--- begin DATA ENTRIES ---
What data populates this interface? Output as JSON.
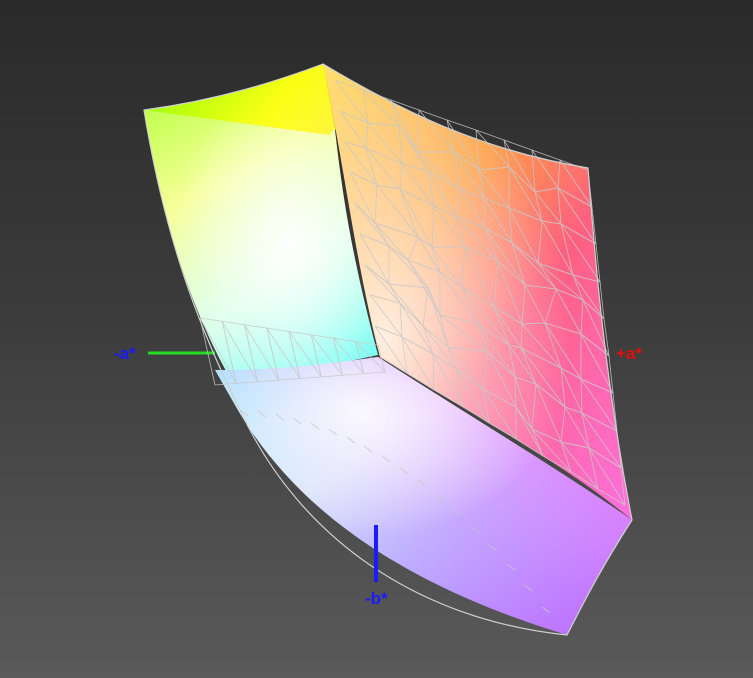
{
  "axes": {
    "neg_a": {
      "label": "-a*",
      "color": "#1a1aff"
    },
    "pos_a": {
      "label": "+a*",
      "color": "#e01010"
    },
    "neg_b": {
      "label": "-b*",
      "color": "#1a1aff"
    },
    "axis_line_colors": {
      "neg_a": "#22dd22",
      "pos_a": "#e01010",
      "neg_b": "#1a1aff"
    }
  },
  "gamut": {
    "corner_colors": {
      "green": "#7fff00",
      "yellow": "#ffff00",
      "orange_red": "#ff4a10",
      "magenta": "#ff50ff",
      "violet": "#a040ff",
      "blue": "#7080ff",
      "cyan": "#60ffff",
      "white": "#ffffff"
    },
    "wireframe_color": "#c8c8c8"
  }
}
--- end DATA ENTRIES ---
--- begin DATA ENTRIES ---
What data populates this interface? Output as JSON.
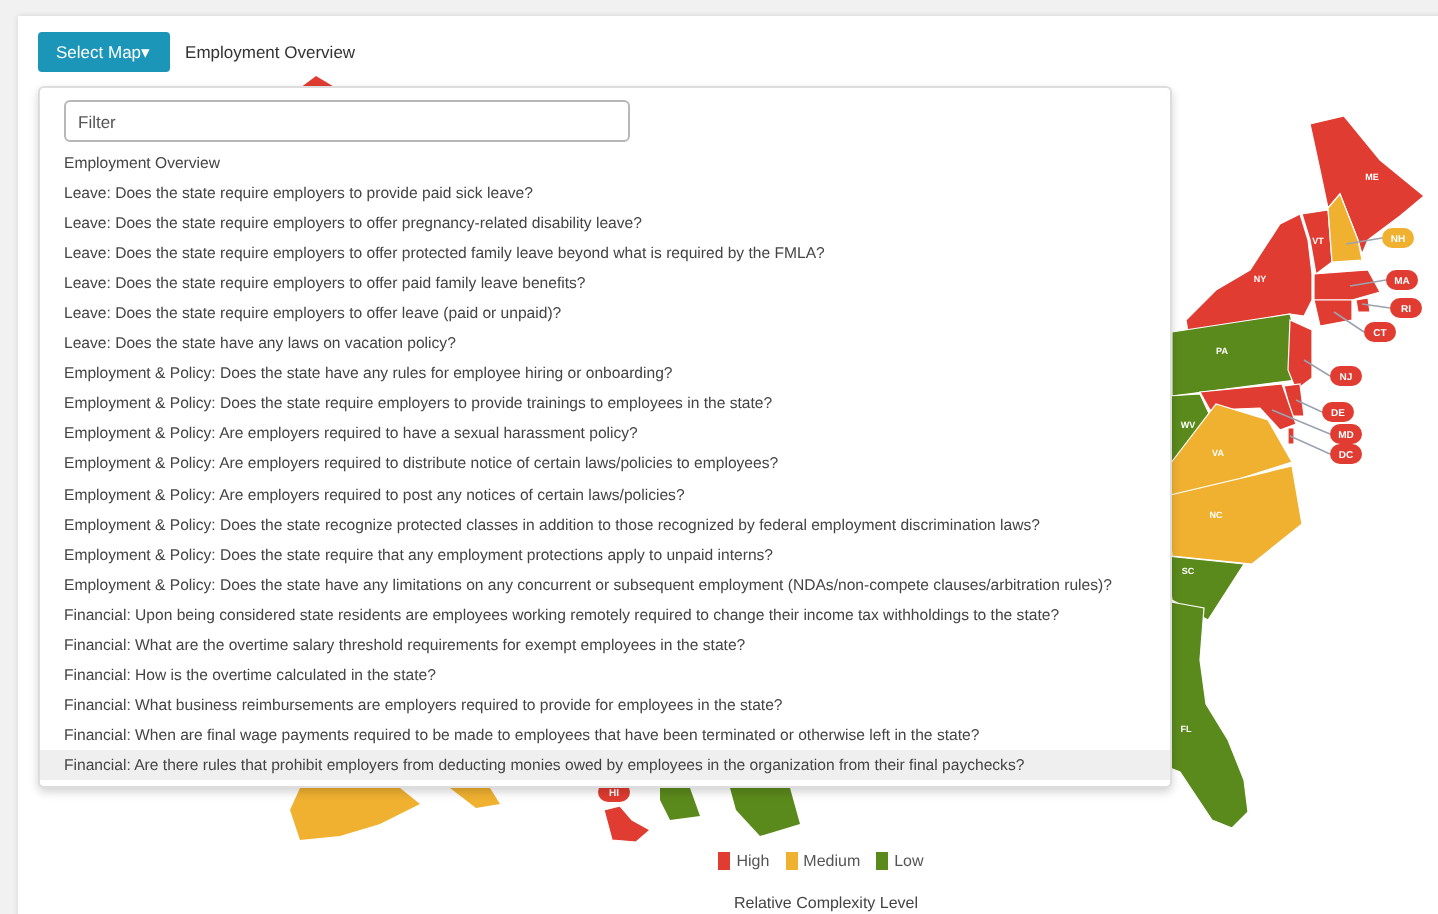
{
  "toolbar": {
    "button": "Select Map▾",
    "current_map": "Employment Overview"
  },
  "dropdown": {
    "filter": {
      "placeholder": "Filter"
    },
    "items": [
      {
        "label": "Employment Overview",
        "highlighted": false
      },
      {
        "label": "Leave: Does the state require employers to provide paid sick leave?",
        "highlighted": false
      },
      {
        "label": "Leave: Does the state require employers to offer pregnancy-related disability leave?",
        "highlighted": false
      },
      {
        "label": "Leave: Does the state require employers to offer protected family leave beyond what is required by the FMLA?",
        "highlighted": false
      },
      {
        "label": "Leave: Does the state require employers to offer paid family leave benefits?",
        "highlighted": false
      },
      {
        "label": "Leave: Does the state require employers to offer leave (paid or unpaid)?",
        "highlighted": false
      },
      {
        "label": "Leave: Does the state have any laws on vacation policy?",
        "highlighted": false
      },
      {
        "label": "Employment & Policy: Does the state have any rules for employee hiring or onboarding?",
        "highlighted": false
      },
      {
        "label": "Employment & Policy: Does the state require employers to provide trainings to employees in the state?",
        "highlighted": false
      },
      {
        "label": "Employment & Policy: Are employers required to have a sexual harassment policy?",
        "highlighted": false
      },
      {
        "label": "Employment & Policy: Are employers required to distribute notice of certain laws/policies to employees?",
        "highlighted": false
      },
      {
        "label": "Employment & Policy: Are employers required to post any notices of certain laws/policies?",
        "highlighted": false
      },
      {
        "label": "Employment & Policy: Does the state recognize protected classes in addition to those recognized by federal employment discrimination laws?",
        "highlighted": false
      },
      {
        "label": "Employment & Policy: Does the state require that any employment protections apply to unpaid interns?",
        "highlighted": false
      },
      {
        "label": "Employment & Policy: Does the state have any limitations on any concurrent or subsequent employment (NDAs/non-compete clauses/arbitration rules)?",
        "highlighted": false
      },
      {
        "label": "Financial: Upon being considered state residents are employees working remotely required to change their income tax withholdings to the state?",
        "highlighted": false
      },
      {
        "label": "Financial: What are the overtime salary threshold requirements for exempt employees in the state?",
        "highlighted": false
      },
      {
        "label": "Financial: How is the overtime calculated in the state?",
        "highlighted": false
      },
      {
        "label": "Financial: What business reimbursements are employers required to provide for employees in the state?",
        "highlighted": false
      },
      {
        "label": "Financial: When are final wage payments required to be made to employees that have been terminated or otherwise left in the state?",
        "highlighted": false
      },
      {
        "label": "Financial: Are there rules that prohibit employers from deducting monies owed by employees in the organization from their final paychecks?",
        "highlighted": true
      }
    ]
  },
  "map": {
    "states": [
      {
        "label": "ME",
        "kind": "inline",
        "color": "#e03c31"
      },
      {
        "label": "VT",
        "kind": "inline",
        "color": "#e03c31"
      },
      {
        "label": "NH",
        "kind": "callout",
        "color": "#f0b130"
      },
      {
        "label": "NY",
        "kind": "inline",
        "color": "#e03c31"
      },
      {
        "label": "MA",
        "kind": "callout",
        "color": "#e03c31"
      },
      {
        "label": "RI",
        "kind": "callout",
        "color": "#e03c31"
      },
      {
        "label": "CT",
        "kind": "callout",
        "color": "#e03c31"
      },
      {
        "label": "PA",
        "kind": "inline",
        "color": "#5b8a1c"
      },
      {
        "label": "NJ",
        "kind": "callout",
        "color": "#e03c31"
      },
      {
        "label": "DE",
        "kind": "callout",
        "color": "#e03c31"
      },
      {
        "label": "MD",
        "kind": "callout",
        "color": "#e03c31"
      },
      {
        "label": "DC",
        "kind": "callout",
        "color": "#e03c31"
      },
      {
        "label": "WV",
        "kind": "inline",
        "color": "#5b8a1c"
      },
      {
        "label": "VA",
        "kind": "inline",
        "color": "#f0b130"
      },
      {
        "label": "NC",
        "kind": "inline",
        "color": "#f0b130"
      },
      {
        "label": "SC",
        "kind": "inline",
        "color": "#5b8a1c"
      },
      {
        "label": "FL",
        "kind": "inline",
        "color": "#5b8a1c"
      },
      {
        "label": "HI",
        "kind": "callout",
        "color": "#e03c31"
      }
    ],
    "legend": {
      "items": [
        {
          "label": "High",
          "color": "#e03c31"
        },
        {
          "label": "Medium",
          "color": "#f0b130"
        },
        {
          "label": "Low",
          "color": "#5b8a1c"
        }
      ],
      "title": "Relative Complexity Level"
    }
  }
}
--- end DATA ENTRIES ---
WHAT THIS TASK INVOLVES -> Track down the lines that include the word "have" and copy them.

RESULT ->
        "label": "Leave: Does the state have any laws on vacation policy?",
        "label": "Employment & Policy: Does the state have any rules for employee hiring or onboarding?",
        "label": "Employment & Policy: Are employers required to have a sexual harassment policy?",
        "label": "Employment & Policy: Does the state have any limitations on any concurrent or subsequent employment (NDAs/non-compete clauses/arbitration rules)?",
        "label": "Financial: When are final wage payments required to be made to employees that have been terminated or otherwise left in the state?",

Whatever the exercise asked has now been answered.